BEGIN SUPPLIED MATERIAL

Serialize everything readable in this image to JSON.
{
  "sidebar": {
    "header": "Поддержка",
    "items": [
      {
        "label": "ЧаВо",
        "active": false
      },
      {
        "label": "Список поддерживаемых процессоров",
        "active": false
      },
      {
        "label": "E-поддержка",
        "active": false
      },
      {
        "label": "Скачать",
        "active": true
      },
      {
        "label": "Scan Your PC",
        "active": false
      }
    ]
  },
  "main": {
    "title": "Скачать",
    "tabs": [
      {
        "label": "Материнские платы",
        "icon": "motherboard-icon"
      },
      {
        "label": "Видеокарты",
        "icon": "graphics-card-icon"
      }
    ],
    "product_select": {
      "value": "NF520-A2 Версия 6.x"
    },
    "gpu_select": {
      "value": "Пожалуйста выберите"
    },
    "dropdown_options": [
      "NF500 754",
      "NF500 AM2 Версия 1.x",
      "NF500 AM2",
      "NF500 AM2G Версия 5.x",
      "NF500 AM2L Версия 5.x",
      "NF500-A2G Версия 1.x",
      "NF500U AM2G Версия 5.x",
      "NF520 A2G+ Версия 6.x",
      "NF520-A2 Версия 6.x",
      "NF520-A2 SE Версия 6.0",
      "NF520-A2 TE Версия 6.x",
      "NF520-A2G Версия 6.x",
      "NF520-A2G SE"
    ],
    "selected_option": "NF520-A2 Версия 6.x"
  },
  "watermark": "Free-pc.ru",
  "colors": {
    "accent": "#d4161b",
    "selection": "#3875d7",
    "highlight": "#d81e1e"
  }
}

END SUPPLIED MATERIAL

**REQUIREMENT**
Using the listing above, show each line holding the string "Версия".

**RESPONSE FOR THIS EXERCISE**
      "value": "NF520-A2 Версия 6.x"
      "NF500 AM2 Версия 1.x",
      "NF500 AM2G Версия 5.x",
      "NF500 AM2L Версия 5.x",
      "NF500-A2G Версия 1.x",
      "NF500U AM2G Версия 5.x",
      "NF520 A2G+ Версия 6.x",
      "NF520-A2 Версия 6.x",
      "NF520-A2 SE Версия 6.0",
      "NF520-A2 TE Версия 6.x",
      "NF520-A2G Версия 6.x",
    "selected_option": "NF520-A2 Версия 6.x"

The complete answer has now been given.